DATA PROVIDED: Begin

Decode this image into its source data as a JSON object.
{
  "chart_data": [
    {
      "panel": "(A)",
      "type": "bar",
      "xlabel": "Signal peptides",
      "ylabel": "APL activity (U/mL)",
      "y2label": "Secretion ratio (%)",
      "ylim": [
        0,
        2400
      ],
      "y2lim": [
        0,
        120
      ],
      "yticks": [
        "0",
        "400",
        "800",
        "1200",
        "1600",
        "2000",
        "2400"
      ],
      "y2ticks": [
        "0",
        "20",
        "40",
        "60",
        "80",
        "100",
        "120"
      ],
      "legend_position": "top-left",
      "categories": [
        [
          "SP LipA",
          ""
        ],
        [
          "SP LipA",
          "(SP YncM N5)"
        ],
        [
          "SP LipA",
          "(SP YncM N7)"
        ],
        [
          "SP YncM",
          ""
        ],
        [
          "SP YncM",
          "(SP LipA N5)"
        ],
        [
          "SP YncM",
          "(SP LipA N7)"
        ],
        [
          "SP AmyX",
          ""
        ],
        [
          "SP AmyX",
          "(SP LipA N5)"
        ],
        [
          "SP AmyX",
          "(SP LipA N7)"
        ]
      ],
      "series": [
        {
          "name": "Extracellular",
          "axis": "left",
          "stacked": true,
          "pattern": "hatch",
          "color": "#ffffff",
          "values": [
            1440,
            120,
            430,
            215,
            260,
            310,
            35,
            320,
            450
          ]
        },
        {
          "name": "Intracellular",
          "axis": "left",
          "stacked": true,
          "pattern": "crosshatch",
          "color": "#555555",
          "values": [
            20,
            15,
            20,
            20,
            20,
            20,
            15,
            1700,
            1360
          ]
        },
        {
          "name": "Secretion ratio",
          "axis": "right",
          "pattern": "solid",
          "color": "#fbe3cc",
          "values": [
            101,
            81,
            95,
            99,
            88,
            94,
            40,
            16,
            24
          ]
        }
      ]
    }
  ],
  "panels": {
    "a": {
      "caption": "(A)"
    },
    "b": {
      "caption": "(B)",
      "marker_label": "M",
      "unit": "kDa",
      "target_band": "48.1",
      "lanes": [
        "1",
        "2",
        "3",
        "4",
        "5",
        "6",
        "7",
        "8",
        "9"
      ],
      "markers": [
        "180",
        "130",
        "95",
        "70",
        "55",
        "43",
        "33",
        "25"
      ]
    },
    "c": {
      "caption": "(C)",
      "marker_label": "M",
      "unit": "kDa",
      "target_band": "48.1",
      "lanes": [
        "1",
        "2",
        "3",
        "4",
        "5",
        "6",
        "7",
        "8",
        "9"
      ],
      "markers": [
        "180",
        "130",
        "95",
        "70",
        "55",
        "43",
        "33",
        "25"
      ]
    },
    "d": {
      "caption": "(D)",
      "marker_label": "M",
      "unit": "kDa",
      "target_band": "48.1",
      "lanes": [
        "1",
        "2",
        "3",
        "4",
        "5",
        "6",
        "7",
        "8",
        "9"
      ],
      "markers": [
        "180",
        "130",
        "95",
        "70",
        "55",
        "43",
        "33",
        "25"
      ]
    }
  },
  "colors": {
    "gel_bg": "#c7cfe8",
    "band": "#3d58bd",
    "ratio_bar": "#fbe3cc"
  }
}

DATA PROVIDED: End

■ WHAT IS EXPECTED ■
Each line above must be retyped exactly in the response.

■ THE COMPLETED TASK ■
Decode this image into its source data as a JSON object.
{
  "chart_data": [
    {
      "panel": "(A)",
      "type": "bar",
      "xlabel": "Signal peptides",
      "ylabel": "APL activity (U/mL)",
      "y2label": "Secretion ratio (%)",
      "ylim": [
        0,
        2400
      ],
      "y2lim": [
        0,
        120
      ],
      "yticks": [
        "0",
        "400",
        "800",
        "1200",
        "1600",
        "2000",
        "2400"
      ],
      "y2ticks": [
        "0",
        "20",
        "40",
        "60",
        "80",
        "100",
        "120"
      ],
      "legend_position": "top-left",
      "categories": [
        [
          "SP LipA",
          ""
        ],
        [
          "SP LipA",
          "(SP YncM N5)"
        ],
        [
          "SP LipA",
          "(SP YncM N7)"
        ],
        [
          "SP YncM",
          ""
        ],
        [
          "SP YncM",
          "(SP LipA N5)"
        ],
        [
          "SP YncM",
          "(SP LipA N7)"
        ],
        [
          "SP AmyX",
          ""
        ],
        [
          "SP AmyX",
          "(SP LipA N5)"
        ],
        [
          "SP AmyX",
          "(SP LipA N7)"
        ]
      ],
      "series": [
        {
          "name": "Extracellular",
          "axis": "left",
          "stacked": true,
          "pattern": "hatch",
          "color": "#ffffff",
          "values": [
            1440,
            120,
            430,
            215,
            260,
            310,
            35,
            320,
            450
          ]
        },
        {
          "name": "Intracellular",
          "axis": "left",
          "stacked": true,
          "pattern": "crosshatch",
          "color": "#555555",
          "values": [
            20,
            15,
            20,
            20,
            20,
            20,
            15,
            1700,
            1360
          ]
        },
        {
          "name": "Secretion ratio",
          "axis": "right",
          "pattern": "solid",
          "color": "#fbe3cc",
          "values": [
            101,
            81,
            95,
            99,
            88,
            94,
            40,
            16,
            24
          ]
        }
      ]
    }
  ],
  "panels": {
    "a": {
      "caption": "(A)"
    },
    "b": {
      "caption": "(B)",
      "marker_label": "M",
      "unit": "kDa",
      "target_band": "48.1",
      "lanes": [
        "1",
        "2",
        "3",
        "4",
        "5",
        "6",
        "7",
        "8",
        "9"
      ],
      "markers": [
        "180",
        "130",
        "95",
        "70",
        "55",
        "43",
        "33",
        "25"
      ]
    },
    "c": {
      "caption": "(C)",
      "marker_label": "M",
      "unit": "kDa",
      "target_band": "48.1",
      "lanes": [
        "1",
        "2",
        "3",
        "4",
        "5",
        "6",
        "7",
        "8",
        "9"
      ],
      "markers": [
        "180",
        "130",
        "95",
        "70",
        "55",
        "43",
        "33",
        "25"
      ]
    },
    "d": {
      "caption": "(D)",
      "marker_label": "M",
      "unit": "kDa",
      "target_band": "48.1",
      "lanes": [
        "1",
        "2",
        "3",
        "4",
        "5",
        "6",
        "7",
        "8",
        "9"
      ],
      "markers": [
        "180",
        "130",
        "95",
        "70",
        "55",
        "43",
        "33",
        "25"
      ]
    }
  },
  "colors": {
    "gel_bg": "#c7cfe8",
    "band": "#3d58bd",
    "ratio_bar": "#fbe3cc"
  }
}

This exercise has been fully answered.